* Selected text:
►
Saturday, November 17, 2007

Create and Modify SQL Server Indexes Properly

 http://www.devx.com/getHelpOn/Article/10016

Create and Modify SQL Server Indexes Properly

Learn how to determine the state of your indexes and understand whether that state should be changed. See how evaluating the construction and location of your system's indexes and deciding whether to adjust their fill factors and padding can improve the system's performance. 

Indexes are critical to smooth data retrieval and manipulation in SQL Server. They are the way foreign keys maintain relationships among themselves and the way DB pros enforce order on data. The system decides how and where an index is built by following the database practitioners directions to address the following questions:

  • Is the index the result of a constraint?
  • Is the index clustered or not?
  • If it is a non clustered index, should it be on a different file group?
  • If it is clustered, what fill factor and padding should be used?
  • Is the index unique or not?
  • Is the index in ascending or descending order?
  • Is the index built on a single column, or more than one column?
◄
[Listings of boxed layout items]
►
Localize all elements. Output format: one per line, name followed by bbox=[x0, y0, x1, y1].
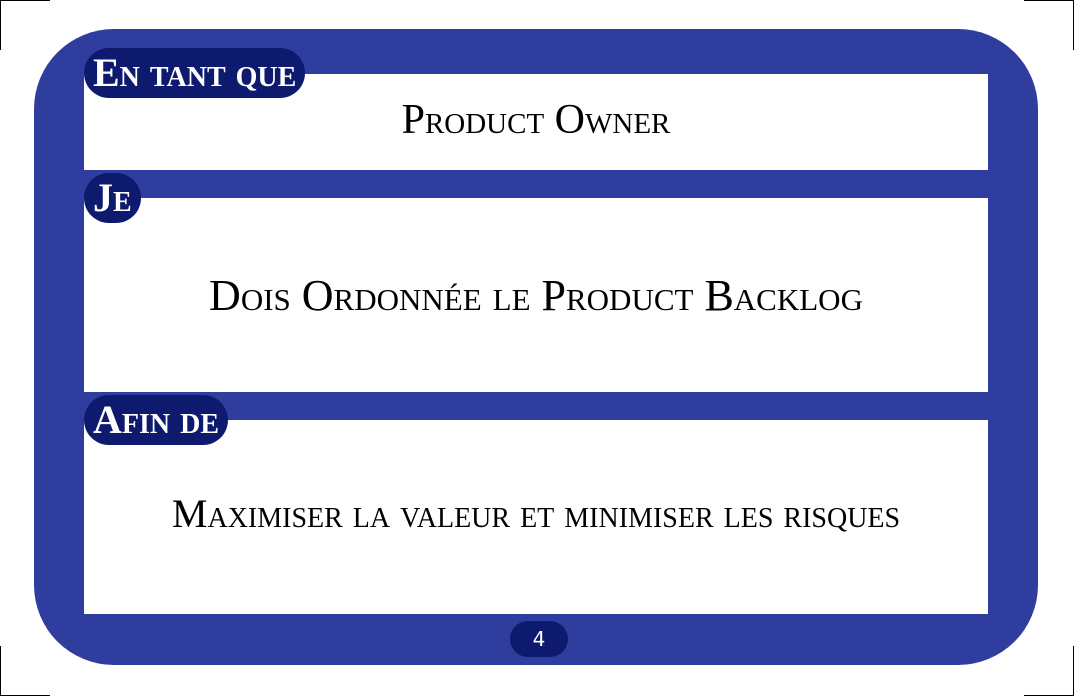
action-panel: Dois Ordonnée le Product Backlog bbox=[84, 198, 988, 392]
goal-value: Maximiser la valeur et minimiser les ris… bbox=[171, 490, 901, 536]
user-story-card: Product Owner Dois Ordonnée le Product B… bbox=[34, 29, 1038, 665]
action-value: Dois Ordonnée le Product Backlog bbox=[209, 270, 863, 320]
page-number-badge: 4 bbox=[510, 621, 568, 657]
role-label-tag: En tant que bbox=[84, 48, 306, 98]
crop-mark-bottom-left-v bbox=[0, 646, 1, 696]
goal-label-tag: Afin de bbox=[84, 395, 229, 445]
crop-mark-top-right-h bbox=[1024, 0, 1074, 1]
role-value: Product Owner bbox=[401, 97, 671, 143]
goal-panel: Maximiser la valeur et minimiser les ris… bbox=[84, 420, 988, 614]
crop-mark-top-left-h bbox=[0, 0, 50, 1]
crop-mark-top-left-v bbox=[0, 0, 1, 50]
action-label-tag: Je bbox=[84, 173, 141, 223]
◄
* Problems:
1. Answer these questions about the SQL Server indexes post:
(a) According to the post, what two steps can improve the system's performance?
(b) What does the post say foreign keys use indexes for?
(c) For a non clustered index, what question does the list raise?
2. Please write out the lines of the records, beginning at the line that contains "action-panel: Dois Ordonnée" and stopping after the line that contains "role-value: Product Owner".

* Answer set:
1.
(a) Evaluating the construction and location of the system's indexes and deciding whether to adjust their fill factors and padding.
(b) Indexes are the way foreign keys maintain relationships among themselves.
(c) Whether it should be on a different file group.

2.
action-panel: Dois Ordonnée le Product Backlog bbox=[84, 198, 988, 392]
goal-value: Maximiser la valeur et minimiser les ris… bbox=[171, 490, 901, 536]
user-story-card: Product Owner Dois Ordonnée le Product B… bbox=[34, 29, 1038, 665]
action-value: Dois Ordonnée le Product Backlog bbox=[209, 270, 863, 320]
page-number-badge: 4 bbox=[510, 621, 568, 657]
role-label-tag: En tant que bbox=[84, 48, 306, 98]
crop-mark-bottom-left-v bbox=[0, 646, 1, 696]
goal-label-tag: Afin de bbox=[84, 395, 229, 445]
crop-mark-top-right-h bbox=[1024, 0, 1074, 1]
role-value: Product Owner bbox=[401, 97, 671, 143]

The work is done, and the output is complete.